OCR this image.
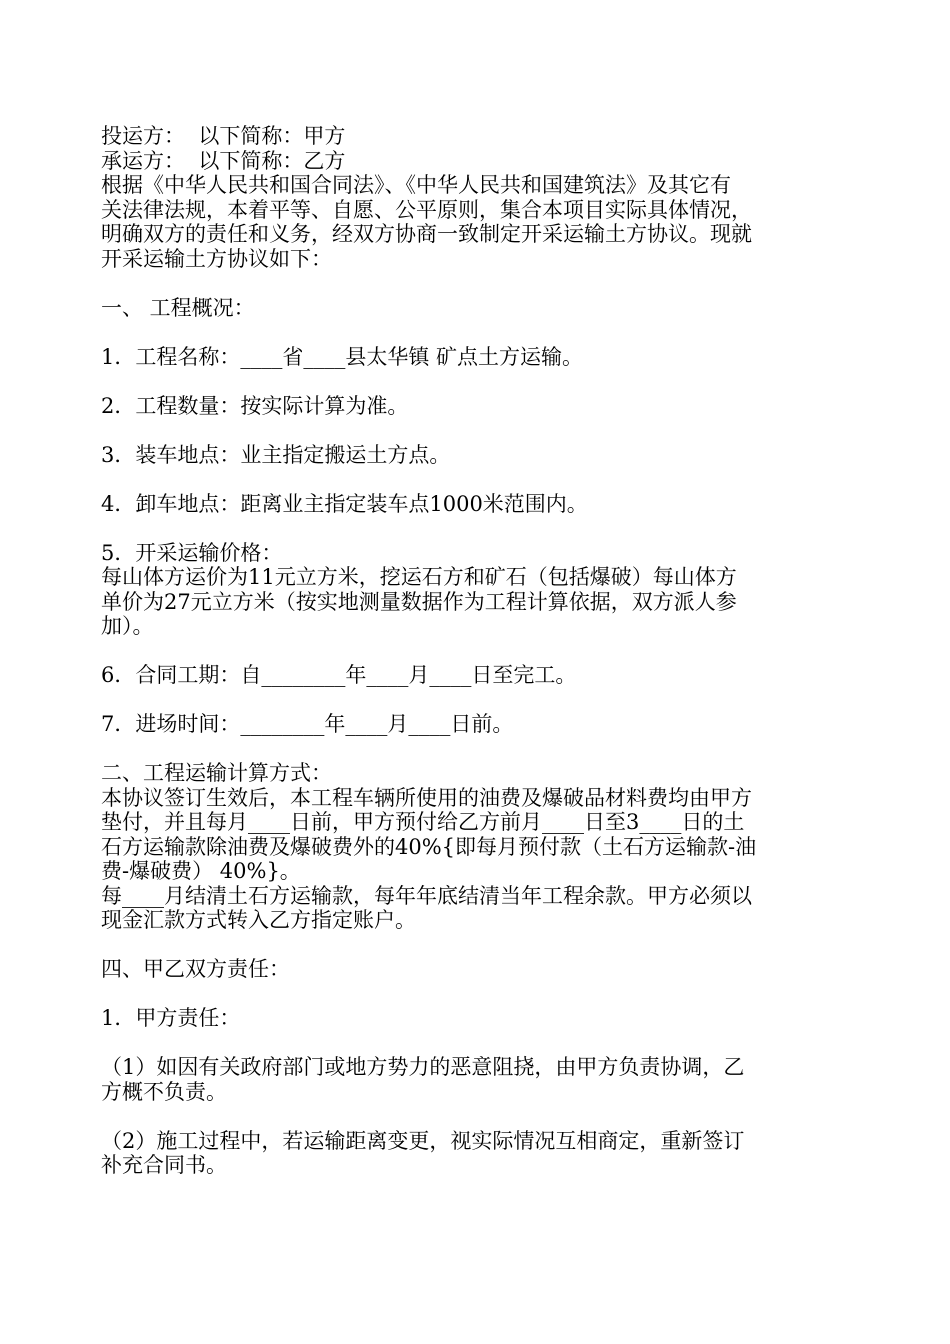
投运方：  以下简称：甲方

承运方：  以下简称：乙方

根据《中华人民共和国合同法》、《中华人民共和国建筑法》及其它有

关法律法规，本着平等、自愿、公平原则，集合本项目实际具体情况，

明确双方的责任和义务，经双方协商一致制定开采运输土方协议。现就

开采运输土方协议如下：

一、 工程概况：

1．工程名称：____省____县太华镇 矿点土方运输。

2．工程数量：按实际计算为准。

3．装车地点：业主指定搬运土方点。

4．卸车地点：距离业主指定装车点1000米范围内。

5．开采运输价格：

每山体方运价为11元立方米，挖运石方和矿石（包括爆破）每山体方

单价为27元立方米（按实地测量数据作为工程计算依据，双方派人参

加）。

6．合同工期：自________年____月____日至完工。

7．进场时间：________年____月____日前。

二、工程运输计算方式：

本协议签订生效后，本工程车辆所使用的油费及爆破品材料费均由甲方

垫付，并且每月____日前，甲方预付给乙方前月____日至3____日的土

石方运输款除油费及爆破费外的40%{即每月预付款（土石方运输款-油

费-爆破费） 40%}。

每____月结清土石方运输款，每年年底结清当年工程余款。甲方必须以

现金汇款方式转入乙方指定账户。

四、甲乙双方责任：

1．甲方责任：

（1）如因有关政府部门或地方势力的恶意阻挠，由甲方负责协调，乙

方概不负责。

（2）施工过程中，若运输距离变更，视实际情况互相商定，重新签订

补充合同书。
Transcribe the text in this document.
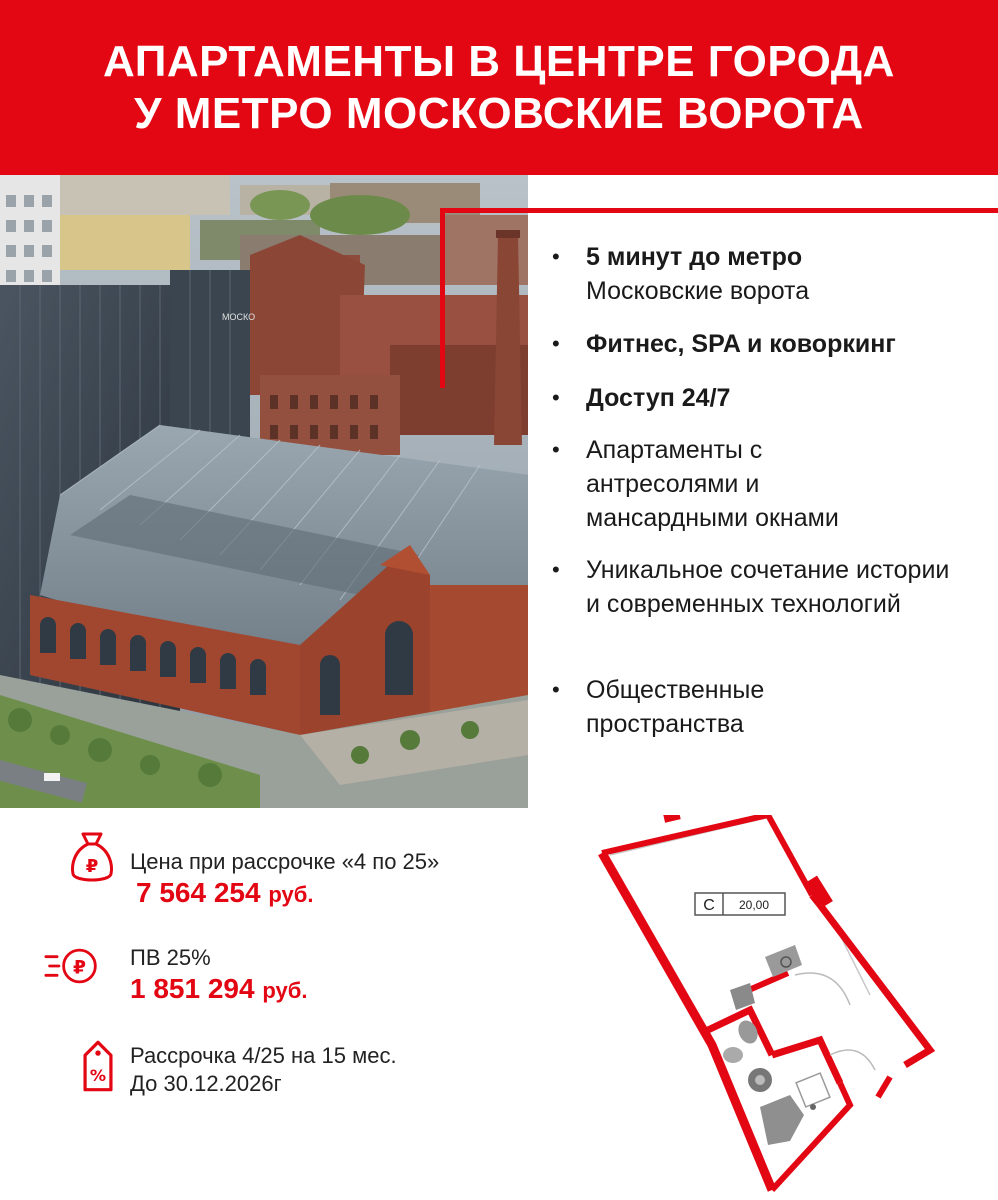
АПАРТАМЕНТЫ В ЦЕНТРЕ ГОРОДА
У МЕТРО МОСКОВСКИЕ ВОРОТА
МОСКО
•	5 минут до метро
Московские ворота
•	Фитнес, SPA и коворкинг
•	Доступ 24/7
•	Апартаменты с антресолями и мансардными окнами
•	Уникальное сочетание истории и современных технологий
•	Общественные пространства
₽ Цена при рассрочке «4 по 25»
7 564 254 руб.
₽ ПВ 25%
1 851 294 руб.
%
Рассрочка 4/25 на 15 мес.
До 30.12.2026г
С 20,00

* **TASK TO CARRY OUT**: Every line of the data above should be quoted exactly. Omit the pictures.

* **FINISHED TASK**:
OCR this image.
投运方：  以下简称：甲方

承运方：  以下简称：乙方

根据《中华人民共和国合同法》、《中华人民共和国建筑法》及其它有

关法律法规，本着平等、自愿、公平原则，集合本项目实际具体情况，

明确双方的责任和义务，经双方协商一致制定开采运输土方协议。现就

开采运输土方协议如下：

一、 工程概况：

1．工程名称：____省____县太华镇 矿点土方运输。

2．工程数量：按实际计算为准。

3．装车地点：业主指定搬运土方点。

4．卸车地点：距离业主指定装车点1000米范围内。

5．开采运输价格：

每山体方运价为11元立方米，挖运石方和矿石（包括爆破）每山体方

单价为27元立方米（按实地测量数据作为工程计算依据，双方派人参

加）。

6．合同工期：自________年____月____日至完工。

7．进场时间：________年____月____日前。

二、工程运输计算方式：

本协议签订生效后，本工程车辆所使用的油费及爆破品材料费均由甲方

垫付，并且每月____日前，甲方预付给乙方前月____日至3____日的土

石方运输款除油费及爆破费外的40%{即每月预付款（土石方运输款-油

费-爆破费） 40%}。

每____月结清土石方运输款，每年年底结清当年工程余款。甲方必须以

现金汇款方式转入乙方指定账户。

四、甲乙双方责任：

1．甲方责任：

（1）如因有关政府部门或地方势力的恶意阻挠，由甲方负责协调，乙

方概不负责。

（2）施工过程中，若运输距离变更，视实际情况互相商定，重新签订

补充合同书。
Transcribe the text in this document.
АПАРТАМЕНТЫ В ЦЕНТРЕ ГОРОДА
У МЕТРО МОСКОВСКИЕ ВОРОТА
МОСКО
•	5 минут до метро
Московские ворота
•	Фитнес, SPA и коворкинг
•	Доступ 24/7
•	Апартаменты с антресолями и мансардными окнами
•	Уникальное сочетание истории и современных технологий
•	Общественные пространства
₽ Цена при рассрочке «4 по 25»
7 564 254 руб.
₽ ПВ 25%
1 851 294 руб.
%
Рассрочка 4/25 на 15 мес.
До 30.12.2026г
С 20,00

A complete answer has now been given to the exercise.